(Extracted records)
((
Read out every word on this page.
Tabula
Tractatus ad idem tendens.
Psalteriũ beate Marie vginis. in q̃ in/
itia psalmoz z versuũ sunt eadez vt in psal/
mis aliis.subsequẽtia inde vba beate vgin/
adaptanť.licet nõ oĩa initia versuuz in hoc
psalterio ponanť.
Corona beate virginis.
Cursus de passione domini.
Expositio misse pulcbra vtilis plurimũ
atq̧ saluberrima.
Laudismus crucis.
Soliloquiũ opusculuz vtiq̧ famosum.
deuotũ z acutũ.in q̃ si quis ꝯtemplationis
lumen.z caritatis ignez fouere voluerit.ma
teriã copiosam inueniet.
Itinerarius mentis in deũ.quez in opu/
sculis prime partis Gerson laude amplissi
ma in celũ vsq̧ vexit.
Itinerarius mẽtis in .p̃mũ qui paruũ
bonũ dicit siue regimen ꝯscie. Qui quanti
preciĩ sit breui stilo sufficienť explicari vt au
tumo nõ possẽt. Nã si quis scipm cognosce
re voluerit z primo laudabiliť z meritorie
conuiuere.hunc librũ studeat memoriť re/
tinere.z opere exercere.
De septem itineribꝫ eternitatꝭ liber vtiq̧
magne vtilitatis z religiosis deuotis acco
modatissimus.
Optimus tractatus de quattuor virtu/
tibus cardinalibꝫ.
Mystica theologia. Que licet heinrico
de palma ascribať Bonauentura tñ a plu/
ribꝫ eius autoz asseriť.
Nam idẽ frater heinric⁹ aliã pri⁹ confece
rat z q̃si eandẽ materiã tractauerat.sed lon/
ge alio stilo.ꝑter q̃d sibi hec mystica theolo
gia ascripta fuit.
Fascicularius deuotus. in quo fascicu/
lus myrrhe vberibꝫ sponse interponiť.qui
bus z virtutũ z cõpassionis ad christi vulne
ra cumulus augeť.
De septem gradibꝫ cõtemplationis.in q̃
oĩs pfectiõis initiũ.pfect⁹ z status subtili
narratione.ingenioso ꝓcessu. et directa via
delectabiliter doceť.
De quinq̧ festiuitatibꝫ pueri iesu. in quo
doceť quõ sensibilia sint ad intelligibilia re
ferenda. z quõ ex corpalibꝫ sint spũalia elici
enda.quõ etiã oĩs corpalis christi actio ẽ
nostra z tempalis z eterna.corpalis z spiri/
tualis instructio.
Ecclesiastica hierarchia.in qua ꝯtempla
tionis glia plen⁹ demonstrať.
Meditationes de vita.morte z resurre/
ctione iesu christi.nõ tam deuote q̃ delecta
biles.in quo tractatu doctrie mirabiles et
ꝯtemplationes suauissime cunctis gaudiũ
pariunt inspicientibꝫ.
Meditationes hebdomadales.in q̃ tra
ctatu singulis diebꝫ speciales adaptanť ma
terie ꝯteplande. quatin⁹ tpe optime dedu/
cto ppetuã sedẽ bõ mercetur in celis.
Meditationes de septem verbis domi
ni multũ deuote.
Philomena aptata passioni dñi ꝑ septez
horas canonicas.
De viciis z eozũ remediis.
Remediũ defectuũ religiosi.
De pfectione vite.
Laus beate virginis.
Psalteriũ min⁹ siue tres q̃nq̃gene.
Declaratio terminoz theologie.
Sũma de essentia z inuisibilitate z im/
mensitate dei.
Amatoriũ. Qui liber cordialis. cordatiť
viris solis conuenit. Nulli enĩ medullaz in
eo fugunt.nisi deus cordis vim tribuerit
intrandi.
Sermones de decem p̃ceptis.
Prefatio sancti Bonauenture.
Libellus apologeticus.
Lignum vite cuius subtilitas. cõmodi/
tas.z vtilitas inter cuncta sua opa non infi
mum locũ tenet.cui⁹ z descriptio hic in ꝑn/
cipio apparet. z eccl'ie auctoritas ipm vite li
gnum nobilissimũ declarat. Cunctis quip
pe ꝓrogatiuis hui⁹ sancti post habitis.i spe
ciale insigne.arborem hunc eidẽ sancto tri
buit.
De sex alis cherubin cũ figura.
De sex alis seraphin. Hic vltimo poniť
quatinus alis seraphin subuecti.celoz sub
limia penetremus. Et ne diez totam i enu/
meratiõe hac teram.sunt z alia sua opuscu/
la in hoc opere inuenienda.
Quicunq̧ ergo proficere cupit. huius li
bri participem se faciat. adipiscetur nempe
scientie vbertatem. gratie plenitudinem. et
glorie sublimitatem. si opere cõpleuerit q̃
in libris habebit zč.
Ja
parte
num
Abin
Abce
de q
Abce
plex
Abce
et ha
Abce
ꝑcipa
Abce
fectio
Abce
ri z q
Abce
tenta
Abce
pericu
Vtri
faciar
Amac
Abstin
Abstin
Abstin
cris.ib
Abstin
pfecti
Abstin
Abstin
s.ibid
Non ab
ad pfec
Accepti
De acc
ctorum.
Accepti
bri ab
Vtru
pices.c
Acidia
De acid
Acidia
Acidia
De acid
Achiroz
))
• [Task prompt]
In the data above, how many lines contain the string "vtiq"? Answer with the number only.

• [Exercise answer]
2